> _Work required_
Pull every line with the word "Output" out of the entries below.

> _Task inputs_
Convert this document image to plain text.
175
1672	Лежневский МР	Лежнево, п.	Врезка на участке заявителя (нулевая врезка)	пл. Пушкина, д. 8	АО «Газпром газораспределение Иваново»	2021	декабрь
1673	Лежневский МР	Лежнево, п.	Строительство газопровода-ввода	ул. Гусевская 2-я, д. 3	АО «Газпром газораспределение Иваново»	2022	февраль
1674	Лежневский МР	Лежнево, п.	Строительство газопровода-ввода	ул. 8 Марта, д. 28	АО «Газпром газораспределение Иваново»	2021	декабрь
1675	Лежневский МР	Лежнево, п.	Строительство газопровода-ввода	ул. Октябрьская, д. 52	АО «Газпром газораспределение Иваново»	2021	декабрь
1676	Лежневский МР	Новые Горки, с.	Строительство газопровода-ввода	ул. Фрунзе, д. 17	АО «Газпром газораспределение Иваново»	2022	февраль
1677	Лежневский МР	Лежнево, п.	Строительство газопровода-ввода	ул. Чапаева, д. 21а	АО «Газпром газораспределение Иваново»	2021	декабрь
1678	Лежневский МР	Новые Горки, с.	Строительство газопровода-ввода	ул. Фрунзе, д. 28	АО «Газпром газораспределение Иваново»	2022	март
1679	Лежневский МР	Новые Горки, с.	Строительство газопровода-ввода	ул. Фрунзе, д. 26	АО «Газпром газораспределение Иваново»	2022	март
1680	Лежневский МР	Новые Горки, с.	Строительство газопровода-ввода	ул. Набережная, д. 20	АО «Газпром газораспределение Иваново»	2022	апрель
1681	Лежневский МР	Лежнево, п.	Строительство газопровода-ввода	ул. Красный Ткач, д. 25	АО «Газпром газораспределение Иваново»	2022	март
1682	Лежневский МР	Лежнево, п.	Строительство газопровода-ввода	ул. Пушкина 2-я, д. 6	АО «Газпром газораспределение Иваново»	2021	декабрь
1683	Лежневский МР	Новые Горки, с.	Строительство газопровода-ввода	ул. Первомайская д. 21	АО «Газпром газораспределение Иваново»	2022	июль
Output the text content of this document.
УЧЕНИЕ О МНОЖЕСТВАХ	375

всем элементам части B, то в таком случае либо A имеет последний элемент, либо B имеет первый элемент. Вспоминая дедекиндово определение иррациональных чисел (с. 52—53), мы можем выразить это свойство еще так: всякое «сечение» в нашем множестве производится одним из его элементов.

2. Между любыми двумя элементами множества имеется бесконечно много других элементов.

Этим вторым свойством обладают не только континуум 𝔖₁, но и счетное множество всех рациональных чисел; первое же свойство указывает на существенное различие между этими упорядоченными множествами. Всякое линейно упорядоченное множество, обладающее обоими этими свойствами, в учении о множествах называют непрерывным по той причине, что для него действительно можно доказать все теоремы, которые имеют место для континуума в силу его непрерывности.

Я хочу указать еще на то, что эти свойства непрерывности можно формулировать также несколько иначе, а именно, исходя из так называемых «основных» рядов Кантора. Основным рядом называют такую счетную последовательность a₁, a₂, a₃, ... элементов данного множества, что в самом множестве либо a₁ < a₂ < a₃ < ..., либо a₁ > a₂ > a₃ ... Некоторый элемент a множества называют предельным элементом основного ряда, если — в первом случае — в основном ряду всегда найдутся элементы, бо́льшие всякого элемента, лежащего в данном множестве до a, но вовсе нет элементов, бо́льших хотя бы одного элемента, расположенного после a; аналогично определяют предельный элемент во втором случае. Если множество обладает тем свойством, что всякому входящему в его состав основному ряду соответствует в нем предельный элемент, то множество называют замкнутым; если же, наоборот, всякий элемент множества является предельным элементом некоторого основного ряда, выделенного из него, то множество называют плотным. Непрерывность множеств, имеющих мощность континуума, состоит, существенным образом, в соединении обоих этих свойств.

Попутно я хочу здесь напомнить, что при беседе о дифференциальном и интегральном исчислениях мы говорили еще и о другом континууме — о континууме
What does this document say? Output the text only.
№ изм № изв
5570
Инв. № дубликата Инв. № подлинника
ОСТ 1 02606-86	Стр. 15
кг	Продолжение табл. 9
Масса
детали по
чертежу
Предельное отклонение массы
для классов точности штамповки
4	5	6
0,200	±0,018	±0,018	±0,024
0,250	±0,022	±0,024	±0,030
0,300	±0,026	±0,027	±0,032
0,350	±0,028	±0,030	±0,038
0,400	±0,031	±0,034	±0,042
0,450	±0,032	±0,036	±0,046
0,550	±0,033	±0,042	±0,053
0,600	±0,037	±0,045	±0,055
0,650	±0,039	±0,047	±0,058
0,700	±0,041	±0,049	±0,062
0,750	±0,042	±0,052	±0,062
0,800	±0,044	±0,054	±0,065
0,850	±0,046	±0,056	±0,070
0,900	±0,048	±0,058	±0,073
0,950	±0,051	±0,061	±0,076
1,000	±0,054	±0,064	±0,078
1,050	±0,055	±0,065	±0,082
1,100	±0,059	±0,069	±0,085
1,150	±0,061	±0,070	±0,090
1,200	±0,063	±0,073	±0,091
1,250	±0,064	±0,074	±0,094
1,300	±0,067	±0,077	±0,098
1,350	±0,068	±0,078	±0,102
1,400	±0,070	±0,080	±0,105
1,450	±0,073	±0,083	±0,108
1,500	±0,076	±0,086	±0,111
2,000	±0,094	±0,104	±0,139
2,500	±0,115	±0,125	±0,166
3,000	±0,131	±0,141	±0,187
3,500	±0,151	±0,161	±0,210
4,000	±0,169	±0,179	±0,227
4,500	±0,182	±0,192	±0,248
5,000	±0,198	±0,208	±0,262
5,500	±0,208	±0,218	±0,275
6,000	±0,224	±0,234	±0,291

> _Response for this exercise_
Output the text content of this document.
What does this document say? Output the text only.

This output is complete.